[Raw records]

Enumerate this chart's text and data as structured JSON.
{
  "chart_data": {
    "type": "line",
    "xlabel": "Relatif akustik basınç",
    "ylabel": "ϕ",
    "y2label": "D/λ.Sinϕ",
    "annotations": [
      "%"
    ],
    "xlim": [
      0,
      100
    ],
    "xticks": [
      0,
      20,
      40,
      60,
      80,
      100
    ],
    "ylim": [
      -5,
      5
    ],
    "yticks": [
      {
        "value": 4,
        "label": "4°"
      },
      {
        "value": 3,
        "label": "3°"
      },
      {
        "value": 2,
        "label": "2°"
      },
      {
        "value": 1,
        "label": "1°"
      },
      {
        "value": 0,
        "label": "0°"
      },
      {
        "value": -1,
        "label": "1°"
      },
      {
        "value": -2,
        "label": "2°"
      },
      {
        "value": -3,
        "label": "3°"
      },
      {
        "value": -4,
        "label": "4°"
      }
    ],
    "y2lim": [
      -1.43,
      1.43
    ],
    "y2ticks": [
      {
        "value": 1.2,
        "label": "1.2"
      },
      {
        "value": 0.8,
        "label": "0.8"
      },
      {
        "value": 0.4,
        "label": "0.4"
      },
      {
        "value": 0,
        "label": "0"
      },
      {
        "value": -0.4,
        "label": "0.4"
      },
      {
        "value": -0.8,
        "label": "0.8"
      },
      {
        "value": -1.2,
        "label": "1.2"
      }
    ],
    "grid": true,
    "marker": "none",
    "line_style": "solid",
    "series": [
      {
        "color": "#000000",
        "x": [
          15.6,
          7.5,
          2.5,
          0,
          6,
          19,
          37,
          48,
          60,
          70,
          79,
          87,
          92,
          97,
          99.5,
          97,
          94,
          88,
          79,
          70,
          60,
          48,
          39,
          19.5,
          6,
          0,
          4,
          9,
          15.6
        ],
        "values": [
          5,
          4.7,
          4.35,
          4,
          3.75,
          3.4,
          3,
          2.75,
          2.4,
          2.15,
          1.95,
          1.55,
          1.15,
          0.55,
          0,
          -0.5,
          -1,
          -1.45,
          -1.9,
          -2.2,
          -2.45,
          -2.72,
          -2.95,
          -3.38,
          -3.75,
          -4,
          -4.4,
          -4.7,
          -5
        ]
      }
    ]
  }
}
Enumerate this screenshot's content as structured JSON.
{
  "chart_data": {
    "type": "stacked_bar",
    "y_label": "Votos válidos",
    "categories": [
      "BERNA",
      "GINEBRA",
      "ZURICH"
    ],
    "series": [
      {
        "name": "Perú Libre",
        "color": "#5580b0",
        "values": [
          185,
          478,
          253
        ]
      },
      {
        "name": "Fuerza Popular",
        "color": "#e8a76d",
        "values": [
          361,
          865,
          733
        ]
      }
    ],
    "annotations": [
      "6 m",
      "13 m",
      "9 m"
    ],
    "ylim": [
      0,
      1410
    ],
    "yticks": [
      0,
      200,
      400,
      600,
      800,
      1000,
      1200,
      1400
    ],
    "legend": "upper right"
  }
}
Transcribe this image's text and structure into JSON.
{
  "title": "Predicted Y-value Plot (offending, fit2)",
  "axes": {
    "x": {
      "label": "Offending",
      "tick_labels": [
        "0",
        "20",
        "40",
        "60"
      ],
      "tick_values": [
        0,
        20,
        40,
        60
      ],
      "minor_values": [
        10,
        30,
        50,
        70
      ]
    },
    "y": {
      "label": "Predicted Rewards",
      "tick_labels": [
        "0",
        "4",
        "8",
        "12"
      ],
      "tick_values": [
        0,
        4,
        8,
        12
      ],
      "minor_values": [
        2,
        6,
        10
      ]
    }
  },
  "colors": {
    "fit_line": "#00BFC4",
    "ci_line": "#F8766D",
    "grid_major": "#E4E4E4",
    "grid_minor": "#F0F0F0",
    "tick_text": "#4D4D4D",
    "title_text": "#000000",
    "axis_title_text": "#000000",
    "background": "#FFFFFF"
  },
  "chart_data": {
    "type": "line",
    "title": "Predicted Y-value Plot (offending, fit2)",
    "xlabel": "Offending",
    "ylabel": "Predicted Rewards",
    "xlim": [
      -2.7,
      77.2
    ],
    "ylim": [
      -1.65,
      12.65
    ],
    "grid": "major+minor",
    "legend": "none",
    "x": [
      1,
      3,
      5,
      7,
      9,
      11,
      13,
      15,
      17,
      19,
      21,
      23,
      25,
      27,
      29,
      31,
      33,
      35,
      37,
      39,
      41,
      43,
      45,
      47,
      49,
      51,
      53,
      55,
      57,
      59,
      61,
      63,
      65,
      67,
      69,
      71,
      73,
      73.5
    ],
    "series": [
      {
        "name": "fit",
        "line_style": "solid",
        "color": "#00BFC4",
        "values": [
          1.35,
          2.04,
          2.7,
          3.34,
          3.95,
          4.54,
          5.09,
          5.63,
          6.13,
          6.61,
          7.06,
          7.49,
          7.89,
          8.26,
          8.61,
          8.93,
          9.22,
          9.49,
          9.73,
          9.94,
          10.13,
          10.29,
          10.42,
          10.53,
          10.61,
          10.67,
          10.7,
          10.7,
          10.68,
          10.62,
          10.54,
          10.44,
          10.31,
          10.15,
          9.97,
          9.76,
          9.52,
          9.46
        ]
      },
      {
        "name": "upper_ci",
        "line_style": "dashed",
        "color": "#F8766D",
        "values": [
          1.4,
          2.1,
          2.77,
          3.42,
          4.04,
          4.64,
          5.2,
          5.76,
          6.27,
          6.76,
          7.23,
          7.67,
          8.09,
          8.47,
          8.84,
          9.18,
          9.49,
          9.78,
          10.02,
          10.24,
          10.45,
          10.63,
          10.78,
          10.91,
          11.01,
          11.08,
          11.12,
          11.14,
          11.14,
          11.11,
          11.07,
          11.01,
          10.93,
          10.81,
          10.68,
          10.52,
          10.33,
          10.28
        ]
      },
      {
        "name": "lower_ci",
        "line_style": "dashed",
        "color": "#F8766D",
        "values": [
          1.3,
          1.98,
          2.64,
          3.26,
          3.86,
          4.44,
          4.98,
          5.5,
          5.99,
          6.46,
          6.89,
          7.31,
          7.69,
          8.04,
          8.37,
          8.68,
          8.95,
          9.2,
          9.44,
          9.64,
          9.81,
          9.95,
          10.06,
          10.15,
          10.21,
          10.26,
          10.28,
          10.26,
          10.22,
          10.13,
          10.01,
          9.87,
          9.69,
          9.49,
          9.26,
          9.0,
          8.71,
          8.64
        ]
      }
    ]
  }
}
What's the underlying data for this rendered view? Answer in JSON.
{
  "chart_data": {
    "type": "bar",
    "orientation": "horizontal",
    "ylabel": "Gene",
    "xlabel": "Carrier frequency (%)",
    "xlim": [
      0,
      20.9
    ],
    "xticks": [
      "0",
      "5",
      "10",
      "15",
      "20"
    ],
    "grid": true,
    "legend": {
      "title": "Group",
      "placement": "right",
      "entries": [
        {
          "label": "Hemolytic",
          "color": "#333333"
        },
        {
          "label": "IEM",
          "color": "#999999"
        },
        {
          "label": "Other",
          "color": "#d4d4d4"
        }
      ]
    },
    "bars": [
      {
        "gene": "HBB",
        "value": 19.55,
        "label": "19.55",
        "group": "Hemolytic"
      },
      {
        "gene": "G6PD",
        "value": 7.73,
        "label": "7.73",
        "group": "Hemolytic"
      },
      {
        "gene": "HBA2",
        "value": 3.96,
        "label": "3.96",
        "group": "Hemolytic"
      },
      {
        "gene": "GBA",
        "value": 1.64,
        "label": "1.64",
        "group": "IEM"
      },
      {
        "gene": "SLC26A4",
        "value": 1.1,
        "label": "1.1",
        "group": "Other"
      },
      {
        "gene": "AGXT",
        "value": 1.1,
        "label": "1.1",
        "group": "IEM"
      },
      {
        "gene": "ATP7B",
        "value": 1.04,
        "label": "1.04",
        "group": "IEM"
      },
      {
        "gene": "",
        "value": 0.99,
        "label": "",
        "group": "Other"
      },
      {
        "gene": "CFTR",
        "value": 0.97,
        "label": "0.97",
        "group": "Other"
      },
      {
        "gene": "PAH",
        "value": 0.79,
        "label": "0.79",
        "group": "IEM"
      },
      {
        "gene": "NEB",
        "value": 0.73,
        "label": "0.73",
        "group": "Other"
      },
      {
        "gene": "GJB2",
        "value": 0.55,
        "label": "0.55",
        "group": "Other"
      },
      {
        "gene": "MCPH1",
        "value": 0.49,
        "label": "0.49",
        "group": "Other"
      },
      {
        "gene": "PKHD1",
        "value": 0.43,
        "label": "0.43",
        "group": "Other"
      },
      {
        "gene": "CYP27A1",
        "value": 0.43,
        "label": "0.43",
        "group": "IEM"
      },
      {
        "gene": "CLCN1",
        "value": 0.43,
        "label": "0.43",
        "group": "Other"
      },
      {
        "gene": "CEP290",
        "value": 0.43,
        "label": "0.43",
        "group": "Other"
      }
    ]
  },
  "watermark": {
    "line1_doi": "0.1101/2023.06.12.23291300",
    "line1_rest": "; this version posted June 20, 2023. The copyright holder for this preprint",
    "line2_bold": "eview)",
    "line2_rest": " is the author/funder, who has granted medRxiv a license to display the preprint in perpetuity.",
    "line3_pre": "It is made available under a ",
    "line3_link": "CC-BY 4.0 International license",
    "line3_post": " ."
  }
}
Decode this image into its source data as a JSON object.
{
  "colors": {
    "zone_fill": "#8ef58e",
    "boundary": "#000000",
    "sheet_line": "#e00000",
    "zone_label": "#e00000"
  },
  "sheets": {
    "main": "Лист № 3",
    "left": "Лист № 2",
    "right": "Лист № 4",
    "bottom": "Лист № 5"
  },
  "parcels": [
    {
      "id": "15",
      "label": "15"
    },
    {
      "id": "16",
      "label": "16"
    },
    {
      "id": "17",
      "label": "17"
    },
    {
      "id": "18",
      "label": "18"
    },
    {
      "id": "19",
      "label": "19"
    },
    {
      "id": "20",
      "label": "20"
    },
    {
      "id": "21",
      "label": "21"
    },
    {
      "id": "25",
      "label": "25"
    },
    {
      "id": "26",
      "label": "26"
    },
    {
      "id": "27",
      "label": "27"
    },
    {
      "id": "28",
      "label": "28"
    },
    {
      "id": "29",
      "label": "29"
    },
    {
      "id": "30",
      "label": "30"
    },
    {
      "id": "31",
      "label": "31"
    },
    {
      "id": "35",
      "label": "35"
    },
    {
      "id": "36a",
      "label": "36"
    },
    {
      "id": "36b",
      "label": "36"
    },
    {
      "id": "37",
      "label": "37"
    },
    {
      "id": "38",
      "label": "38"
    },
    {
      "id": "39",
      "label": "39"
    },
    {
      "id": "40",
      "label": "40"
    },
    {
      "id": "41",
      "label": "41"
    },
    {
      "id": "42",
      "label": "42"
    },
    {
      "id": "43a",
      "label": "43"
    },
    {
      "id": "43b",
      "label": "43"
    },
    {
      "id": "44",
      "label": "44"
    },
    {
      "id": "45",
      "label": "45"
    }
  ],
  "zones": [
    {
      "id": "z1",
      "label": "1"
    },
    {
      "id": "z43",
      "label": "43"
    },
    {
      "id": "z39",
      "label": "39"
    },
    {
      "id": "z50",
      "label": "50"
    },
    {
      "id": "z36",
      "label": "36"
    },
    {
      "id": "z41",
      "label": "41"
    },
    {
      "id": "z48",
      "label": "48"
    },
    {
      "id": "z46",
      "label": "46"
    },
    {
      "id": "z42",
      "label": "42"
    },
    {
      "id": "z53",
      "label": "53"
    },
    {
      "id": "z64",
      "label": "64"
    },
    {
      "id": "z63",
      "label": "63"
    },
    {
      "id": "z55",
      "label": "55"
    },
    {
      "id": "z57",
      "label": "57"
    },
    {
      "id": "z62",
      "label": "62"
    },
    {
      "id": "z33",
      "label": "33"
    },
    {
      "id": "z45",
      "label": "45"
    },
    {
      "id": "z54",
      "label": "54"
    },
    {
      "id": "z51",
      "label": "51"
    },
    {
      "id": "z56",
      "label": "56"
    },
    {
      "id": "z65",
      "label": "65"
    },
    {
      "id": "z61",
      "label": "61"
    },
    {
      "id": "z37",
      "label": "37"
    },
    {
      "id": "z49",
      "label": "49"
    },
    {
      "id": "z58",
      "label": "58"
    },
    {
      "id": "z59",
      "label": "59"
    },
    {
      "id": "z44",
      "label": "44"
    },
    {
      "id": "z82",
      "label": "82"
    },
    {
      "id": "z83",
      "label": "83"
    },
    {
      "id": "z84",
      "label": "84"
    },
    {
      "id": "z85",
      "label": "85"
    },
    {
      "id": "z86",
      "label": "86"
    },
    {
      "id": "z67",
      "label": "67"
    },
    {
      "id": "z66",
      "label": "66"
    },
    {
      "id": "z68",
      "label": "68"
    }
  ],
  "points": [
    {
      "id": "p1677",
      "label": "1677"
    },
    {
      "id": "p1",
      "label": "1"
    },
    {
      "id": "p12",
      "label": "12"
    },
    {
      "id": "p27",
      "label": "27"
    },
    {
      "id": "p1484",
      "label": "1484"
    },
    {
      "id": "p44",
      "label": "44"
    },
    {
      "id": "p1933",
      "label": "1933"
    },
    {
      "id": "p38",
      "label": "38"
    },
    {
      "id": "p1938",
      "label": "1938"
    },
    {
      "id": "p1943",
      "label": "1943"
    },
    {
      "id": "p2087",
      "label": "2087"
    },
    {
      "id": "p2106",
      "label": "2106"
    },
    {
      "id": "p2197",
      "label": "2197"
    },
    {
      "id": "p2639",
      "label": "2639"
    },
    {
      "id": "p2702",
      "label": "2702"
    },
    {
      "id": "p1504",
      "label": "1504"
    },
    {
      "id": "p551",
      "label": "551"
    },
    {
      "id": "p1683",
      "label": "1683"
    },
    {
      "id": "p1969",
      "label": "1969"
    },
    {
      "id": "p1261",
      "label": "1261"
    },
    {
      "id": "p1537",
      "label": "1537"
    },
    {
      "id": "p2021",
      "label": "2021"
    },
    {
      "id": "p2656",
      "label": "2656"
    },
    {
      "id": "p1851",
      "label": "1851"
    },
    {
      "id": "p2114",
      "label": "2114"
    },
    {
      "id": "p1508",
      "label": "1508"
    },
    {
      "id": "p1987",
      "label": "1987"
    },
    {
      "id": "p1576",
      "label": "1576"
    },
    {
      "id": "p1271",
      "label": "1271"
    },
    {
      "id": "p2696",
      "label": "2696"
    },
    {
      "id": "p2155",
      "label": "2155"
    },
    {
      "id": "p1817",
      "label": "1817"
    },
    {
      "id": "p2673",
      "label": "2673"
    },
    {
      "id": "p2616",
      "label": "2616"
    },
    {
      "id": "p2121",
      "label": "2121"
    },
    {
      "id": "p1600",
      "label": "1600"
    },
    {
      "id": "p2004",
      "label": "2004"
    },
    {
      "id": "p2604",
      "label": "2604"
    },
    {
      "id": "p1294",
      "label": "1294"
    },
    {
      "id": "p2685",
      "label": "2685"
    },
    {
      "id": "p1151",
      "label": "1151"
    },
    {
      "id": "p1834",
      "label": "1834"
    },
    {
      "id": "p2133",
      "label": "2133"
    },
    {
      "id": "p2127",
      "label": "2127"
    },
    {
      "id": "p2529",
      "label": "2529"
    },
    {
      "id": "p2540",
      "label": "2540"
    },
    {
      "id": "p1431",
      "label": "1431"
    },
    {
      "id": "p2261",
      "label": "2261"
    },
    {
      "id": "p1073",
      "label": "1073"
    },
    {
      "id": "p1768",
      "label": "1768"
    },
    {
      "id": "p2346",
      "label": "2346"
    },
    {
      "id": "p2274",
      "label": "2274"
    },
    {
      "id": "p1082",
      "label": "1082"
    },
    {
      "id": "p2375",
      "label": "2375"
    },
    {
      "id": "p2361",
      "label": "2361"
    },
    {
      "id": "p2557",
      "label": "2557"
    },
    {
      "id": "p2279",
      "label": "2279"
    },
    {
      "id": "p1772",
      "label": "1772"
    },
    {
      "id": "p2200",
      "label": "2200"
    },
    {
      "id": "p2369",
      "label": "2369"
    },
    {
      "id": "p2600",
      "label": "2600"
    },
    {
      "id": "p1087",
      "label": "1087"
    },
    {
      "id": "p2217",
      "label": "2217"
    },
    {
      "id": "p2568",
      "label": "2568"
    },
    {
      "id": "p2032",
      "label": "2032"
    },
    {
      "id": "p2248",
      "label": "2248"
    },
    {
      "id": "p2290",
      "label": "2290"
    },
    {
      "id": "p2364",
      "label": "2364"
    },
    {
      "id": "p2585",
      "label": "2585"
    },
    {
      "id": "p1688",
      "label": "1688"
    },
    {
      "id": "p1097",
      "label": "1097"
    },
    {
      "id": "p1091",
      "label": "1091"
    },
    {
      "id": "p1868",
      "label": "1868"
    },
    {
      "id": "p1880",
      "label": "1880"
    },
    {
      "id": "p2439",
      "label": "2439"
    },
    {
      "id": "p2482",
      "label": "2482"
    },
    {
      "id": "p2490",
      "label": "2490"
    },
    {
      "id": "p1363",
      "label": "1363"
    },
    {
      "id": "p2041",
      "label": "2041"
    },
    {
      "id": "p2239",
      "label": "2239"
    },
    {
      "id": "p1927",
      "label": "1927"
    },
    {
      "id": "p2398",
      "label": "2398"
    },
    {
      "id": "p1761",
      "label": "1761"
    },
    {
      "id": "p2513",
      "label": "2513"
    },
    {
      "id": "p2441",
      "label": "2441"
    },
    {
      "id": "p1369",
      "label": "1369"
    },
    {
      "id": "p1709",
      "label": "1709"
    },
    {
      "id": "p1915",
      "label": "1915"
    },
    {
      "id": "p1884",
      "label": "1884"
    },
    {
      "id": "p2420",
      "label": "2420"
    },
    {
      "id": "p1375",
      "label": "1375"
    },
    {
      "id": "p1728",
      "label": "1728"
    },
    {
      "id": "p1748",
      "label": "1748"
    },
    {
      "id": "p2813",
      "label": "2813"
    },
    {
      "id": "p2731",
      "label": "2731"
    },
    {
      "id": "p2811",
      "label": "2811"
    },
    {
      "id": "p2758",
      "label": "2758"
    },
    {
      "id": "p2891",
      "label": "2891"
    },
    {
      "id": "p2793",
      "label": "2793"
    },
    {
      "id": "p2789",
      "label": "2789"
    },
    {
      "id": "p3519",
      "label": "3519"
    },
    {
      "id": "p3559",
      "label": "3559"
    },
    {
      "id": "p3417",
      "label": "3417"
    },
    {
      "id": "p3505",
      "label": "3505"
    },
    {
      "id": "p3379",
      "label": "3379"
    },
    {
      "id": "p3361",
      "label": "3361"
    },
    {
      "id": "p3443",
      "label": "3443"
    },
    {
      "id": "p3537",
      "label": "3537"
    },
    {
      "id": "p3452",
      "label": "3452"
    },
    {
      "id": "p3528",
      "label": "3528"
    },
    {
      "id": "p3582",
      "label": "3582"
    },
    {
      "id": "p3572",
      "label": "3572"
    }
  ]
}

» **What is needed**
Where a line of the records above holds the word "Rewards", copy that line.

» **Task result**
      "label": "Predicted Rewards",
    "ylabel": "Predicted Rewards",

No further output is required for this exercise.